Short task —
Filter the lines below, copying only those with the string "chevron".

Entries —
◆ ◆ ◆ ◆
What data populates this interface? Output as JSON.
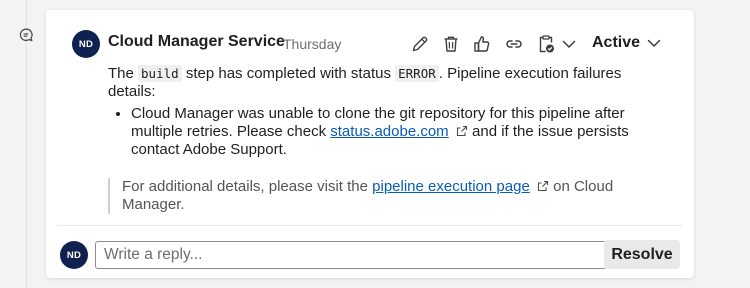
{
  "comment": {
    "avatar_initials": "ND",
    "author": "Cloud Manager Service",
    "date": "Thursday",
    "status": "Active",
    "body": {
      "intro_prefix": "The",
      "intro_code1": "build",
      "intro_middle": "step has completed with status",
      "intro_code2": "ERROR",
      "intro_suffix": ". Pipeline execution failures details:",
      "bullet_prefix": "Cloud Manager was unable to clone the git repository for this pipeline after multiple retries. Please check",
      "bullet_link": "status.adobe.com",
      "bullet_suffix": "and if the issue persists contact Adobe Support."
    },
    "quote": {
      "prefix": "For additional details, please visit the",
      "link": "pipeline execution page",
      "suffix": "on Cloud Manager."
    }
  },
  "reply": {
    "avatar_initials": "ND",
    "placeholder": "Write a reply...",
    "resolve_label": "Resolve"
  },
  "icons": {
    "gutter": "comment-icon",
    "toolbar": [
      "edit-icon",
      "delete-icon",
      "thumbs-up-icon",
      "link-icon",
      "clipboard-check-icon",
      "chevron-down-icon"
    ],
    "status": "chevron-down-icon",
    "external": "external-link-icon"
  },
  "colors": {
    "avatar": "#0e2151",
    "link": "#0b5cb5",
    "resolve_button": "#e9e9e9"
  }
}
◆ ◆ ◆ ◆
Written answer —
      "chevron-down-icon"
    "status": "chevron-down-icon",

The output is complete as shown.